SET PROBLEM => Below is a set of records; print all of them exactly as written.

DATA FOR THIS TASK =>
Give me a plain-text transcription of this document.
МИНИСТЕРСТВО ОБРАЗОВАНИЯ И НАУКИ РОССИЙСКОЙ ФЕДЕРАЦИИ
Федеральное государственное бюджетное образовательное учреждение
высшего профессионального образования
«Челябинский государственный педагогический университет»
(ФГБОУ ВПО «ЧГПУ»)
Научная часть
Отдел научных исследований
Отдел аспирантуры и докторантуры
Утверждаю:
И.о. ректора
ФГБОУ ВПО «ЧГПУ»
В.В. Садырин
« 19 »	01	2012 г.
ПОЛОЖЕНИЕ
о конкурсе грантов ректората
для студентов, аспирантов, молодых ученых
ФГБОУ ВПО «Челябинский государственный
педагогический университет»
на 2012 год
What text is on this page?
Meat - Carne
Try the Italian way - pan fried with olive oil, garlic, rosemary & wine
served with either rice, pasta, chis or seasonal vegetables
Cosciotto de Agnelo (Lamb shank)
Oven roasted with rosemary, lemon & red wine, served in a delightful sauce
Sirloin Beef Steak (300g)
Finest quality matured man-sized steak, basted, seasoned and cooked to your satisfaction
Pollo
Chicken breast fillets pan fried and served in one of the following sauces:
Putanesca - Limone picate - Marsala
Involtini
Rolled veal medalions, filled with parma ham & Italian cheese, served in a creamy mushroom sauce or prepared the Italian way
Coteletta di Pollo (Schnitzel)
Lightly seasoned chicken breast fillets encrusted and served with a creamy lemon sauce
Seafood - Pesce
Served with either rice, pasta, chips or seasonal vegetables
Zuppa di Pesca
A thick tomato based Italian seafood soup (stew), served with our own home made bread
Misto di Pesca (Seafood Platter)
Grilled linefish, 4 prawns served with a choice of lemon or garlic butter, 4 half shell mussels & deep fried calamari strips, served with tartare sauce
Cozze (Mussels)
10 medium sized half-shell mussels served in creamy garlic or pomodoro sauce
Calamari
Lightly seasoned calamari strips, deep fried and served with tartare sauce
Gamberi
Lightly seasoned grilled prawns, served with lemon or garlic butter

SOLUTION FOR THIS PROBLEM =>
Give me a plain-text transcription of this document.
МИНИСТЕРСТВО ОБРАЗОВАНИЯ И НАУКИ РОССИЙСКОЙ ФЕДЕРАЦИИ
Федеральное государственное бюджетное образовательное учреждение
высшего профессионального образования
«Челябинский государственный педагогический университет»
(ФГБОУ ВПО «ЧГПУ»)
Научная часть
Отдел научных исследований
Отдел аспирантуры и докторантуры
Утверждаю:
И.о. ректора
ФГБОУ ВПО «ЧГПУ»
В.В. Садырин
« 19 »	01	2012 г.
ПОЛОЖЕНИЕ
о конкурсе грантов ректората
для студентов, аспирантов, молодых ученых
ФГБОУ ВПО «Челябинский государственный
педагогический университет»
на 2012 год
What text is on this page?
Meat - Carne
Try the Italian way - pan fried with olive oil, garlic, rosemary & wine
served with either rice, pasta, chis or seasonal vegetables
Cosciotto de Agnelo (Lamb shank)
Oven roasted with rosemary, lemon & red wine, served in a delightful sauce
Sirloin Beef Steak (300g)
Finest quality matured man-sized steak, basted, seasoned and cooked to your satisfaction
Pollo
Chicken breast fillets pan fried and served in one of the following sauces:
Putanesca - Limone picate - Marsala
Involtini
Rolled veal medalions, filled with parma ham & Italian cheese, served in a creamy mushroom sauce or prepared the Italian way
Coteletta di Pollo (Schnitzel)
Lightly seasoned chicken breast fillets encrusted and served with a creamy lemon sauce
Seafood - Pesce
Served with either rice, pasta, chips or seasonal vegetables
Zuppa di Pesca
A thick tomato based Italian seafood soup (stew), served with our own home made bread
Misto di Pesca (Seafood Platter)
Grilled linefish, 4 prawns served with a choice of lemon or garlic butter, 4 half shell mussels & deep fried calamari strips, served with tartare sauce
Cozze (Mussels)
10 medium sized half-shell mussels served in creamy garlic or pomodoro sauce
Calamari
Lightly seasoned calamari strips, deep fried and served with tartare sauce
Gamberi
Lightly seasoned grilled prawns, served with lemon or garlic butter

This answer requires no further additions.